Excerpts from a figure dataset

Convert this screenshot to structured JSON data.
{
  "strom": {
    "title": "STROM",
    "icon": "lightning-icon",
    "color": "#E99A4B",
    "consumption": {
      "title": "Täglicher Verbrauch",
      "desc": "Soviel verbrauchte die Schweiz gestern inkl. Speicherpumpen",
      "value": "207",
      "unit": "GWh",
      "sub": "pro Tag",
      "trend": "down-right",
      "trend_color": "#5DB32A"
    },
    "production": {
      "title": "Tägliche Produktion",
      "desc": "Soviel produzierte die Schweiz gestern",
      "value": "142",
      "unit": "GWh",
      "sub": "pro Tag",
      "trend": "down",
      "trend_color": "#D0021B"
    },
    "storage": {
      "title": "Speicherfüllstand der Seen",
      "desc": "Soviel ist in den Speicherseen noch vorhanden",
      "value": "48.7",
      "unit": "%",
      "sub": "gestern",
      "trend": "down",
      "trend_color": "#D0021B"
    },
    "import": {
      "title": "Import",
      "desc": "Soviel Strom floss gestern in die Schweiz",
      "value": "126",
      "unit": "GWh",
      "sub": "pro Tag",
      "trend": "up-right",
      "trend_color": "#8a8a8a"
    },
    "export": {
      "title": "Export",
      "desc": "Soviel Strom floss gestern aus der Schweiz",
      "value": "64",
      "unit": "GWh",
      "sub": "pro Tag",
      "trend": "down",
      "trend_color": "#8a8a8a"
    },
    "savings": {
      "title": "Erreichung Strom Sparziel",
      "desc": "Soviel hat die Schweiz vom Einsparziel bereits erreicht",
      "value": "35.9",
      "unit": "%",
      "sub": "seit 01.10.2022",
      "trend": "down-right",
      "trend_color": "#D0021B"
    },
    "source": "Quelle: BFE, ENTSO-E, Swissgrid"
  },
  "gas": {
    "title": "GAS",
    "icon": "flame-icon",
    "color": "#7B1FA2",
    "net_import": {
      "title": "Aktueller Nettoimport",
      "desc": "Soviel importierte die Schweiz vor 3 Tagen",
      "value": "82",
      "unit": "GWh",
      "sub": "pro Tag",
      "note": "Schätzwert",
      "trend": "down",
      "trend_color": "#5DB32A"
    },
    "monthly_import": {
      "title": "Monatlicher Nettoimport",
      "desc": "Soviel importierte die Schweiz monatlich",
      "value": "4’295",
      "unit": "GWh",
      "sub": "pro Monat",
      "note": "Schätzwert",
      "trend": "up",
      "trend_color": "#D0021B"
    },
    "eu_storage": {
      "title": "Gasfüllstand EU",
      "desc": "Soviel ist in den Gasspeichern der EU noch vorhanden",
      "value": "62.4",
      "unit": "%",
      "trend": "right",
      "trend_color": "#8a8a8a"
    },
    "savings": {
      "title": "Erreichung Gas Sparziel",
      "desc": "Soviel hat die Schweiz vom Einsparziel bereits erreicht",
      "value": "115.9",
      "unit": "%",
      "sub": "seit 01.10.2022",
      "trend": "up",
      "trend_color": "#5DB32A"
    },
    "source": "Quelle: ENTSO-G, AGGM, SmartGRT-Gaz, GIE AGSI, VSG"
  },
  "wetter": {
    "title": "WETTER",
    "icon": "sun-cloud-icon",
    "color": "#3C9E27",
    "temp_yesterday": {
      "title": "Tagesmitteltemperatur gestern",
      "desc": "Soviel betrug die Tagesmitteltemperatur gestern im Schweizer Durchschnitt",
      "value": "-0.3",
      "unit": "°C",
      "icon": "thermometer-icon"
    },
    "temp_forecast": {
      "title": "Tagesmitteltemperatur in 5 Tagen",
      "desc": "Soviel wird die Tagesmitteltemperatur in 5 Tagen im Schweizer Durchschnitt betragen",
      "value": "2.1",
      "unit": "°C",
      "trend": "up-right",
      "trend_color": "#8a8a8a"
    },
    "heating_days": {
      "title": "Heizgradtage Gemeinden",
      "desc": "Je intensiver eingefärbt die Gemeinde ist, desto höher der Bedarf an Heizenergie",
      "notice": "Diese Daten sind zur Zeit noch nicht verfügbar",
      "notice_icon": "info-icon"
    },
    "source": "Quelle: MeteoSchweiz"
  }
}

→ Given exercise: Give the number of lines above that hold the word "icon", and nothing more.

→ Result for this exercise: 5